Work item: In the entries below, find every line with "minus" and copy it.

Entries shown:
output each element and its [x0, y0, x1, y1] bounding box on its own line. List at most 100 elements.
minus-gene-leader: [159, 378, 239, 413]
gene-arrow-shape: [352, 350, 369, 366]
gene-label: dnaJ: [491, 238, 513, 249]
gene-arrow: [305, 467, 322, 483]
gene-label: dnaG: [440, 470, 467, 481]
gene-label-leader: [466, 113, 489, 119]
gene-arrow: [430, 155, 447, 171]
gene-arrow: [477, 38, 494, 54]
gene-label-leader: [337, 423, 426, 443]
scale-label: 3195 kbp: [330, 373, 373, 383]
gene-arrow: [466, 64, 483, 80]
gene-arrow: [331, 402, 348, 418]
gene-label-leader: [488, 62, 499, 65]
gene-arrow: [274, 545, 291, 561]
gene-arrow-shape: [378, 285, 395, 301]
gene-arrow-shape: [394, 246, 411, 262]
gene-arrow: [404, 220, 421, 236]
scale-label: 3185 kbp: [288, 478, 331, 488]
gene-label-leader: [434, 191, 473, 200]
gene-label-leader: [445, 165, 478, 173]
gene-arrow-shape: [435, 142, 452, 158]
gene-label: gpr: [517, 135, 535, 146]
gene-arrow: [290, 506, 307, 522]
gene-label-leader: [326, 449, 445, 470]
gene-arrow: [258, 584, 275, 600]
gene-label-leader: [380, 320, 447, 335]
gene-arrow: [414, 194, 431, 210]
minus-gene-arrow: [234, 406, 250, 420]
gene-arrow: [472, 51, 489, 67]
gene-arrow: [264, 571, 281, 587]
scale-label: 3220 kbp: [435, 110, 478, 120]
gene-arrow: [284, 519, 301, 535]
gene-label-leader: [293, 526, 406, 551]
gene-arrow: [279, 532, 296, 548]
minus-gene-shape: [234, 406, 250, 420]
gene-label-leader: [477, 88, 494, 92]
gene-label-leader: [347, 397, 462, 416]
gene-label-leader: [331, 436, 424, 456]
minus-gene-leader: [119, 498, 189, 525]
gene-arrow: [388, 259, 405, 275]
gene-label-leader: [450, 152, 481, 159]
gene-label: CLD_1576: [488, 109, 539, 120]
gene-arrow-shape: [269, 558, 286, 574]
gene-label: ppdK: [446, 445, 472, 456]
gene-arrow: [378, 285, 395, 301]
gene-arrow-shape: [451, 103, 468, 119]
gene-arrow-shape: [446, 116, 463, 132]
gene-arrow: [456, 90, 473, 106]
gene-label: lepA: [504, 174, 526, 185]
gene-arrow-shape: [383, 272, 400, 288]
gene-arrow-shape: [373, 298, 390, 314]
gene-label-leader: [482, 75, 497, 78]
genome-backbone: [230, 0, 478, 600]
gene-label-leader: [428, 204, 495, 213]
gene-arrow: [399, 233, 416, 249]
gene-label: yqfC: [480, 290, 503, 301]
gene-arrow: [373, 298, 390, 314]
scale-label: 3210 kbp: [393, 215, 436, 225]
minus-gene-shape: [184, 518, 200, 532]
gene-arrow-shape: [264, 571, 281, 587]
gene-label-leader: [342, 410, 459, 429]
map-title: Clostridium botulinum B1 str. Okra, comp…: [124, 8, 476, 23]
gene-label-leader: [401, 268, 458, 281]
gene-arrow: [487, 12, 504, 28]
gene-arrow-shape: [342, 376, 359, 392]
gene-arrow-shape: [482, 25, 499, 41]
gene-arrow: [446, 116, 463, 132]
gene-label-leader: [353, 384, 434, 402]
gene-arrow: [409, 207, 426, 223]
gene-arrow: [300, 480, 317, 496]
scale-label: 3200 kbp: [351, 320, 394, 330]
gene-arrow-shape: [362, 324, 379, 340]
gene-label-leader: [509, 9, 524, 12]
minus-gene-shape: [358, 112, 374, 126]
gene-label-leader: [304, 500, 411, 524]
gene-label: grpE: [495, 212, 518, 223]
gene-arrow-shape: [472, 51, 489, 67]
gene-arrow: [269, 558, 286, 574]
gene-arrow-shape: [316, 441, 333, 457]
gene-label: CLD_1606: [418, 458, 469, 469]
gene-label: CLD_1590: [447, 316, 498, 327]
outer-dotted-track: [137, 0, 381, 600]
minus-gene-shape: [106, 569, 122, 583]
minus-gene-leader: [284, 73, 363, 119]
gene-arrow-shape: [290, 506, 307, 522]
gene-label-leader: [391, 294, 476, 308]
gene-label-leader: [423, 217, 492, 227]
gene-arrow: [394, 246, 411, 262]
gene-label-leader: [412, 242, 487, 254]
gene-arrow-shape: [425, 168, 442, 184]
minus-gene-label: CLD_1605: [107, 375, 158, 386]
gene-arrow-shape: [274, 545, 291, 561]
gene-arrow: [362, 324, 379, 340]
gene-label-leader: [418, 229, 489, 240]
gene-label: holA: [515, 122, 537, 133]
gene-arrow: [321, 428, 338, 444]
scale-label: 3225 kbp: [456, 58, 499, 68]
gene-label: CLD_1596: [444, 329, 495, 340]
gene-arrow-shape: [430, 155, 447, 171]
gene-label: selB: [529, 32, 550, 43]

Solution to this task:
minus-gene-leader: [159, 378, 239, 413]
minus-gene-arrow: [234, 406, 250, 420]
minus-gene-shape: [234, 406, 250, 420]
minus-gene-leader: [119, 498, 189, 525]
minus-gene-shape: [184, 518, 200, 532]
minus-gene-shape: [358, 112, 374, 126]
minus-gene-shape: [106, 569, 122, 583]
minus-gene-leader: [284, 73, 363, 119]
minus-gene-label: CLD_1605: [107, 375, 158, 386]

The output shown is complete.